**Exercise description:** Search the data for the word "this" and copy every line that contains it.

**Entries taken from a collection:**
┏━━
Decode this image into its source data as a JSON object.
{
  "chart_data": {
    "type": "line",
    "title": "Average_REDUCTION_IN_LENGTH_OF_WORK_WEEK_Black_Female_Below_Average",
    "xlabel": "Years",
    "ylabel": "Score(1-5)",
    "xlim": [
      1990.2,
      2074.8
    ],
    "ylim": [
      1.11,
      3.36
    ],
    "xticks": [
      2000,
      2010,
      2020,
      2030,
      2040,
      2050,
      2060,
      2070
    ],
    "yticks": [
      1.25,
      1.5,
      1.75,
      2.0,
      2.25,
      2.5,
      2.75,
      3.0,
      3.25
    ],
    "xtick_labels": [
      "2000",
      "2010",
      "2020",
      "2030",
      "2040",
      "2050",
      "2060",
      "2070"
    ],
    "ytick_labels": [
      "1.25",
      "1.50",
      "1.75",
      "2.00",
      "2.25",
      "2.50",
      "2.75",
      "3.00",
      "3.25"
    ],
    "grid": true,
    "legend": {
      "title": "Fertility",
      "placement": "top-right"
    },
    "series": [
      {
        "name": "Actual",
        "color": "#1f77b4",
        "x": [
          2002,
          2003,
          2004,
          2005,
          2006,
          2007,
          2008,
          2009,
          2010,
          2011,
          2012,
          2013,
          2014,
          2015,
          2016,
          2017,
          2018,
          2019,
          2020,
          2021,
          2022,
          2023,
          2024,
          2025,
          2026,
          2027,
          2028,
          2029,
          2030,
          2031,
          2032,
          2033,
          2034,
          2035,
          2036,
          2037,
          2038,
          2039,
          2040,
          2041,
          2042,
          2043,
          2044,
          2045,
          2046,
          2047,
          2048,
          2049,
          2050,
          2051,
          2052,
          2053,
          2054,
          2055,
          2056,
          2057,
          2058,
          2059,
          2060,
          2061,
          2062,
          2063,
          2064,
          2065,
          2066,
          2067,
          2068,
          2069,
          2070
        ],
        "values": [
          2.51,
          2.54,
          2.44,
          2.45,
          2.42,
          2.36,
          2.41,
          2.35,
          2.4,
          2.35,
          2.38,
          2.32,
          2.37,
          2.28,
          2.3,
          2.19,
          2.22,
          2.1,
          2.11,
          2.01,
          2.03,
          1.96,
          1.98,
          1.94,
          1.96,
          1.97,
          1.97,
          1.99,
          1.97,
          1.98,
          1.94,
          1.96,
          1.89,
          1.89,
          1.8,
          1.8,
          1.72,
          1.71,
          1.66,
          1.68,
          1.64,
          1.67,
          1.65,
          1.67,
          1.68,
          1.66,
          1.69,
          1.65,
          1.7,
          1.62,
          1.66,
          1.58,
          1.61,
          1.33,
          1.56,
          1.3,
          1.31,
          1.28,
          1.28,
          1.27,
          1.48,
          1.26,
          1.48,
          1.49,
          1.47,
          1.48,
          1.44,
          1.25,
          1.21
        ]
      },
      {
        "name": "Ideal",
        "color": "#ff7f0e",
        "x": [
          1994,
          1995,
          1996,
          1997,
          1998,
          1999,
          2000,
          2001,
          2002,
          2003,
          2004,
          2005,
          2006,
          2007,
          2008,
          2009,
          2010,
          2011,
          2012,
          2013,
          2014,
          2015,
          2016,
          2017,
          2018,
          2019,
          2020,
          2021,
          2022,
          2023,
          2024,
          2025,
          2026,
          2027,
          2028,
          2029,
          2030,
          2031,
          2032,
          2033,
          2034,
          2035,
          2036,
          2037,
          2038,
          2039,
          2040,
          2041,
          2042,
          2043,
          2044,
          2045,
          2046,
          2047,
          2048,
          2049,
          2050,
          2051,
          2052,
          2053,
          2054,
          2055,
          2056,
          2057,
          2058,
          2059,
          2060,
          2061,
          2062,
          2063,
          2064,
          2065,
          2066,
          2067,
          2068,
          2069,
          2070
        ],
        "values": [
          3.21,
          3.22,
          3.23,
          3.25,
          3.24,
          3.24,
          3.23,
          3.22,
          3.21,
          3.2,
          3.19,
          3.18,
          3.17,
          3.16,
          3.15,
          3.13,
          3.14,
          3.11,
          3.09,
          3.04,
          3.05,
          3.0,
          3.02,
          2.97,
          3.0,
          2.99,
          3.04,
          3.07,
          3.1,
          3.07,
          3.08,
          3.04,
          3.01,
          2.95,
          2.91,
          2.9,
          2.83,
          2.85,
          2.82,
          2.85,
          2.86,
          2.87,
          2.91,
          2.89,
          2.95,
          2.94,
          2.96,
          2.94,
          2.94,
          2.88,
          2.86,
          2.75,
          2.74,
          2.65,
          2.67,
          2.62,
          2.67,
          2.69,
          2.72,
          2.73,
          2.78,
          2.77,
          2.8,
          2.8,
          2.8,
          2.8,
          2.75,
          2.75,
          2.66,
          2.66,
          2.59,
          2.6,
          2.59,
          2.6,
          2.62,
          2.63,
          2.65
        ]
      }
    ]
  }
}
┗━━
┏━━
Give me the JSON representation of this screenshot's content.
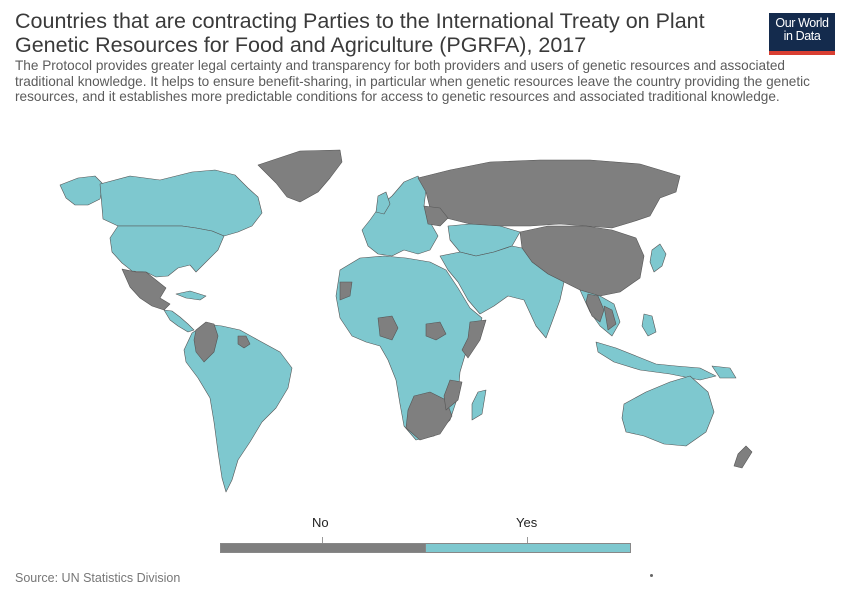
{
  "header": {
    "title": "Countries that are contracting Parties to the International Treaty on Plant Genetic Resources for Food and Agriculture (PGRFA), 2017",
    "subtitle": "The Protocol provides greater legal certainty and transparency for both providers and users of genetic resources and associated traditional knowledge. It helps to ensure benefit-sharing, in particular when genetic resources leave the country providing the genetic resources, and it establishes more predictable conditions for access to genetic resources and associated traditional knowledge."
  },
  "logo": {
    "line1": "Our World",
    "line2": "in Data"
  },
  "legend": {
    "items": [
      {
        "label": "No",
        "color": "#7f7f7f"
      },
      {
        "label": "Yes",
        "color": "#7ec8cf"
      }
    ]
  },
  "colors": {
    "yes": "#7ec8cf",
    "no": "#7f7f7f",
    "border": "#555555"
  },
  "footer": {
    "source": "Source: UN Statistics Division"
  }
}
┗━━
**Finished answer:**
Decode this image into its source data as a JSON object.
Give me the JSON representation of this screenshot's content.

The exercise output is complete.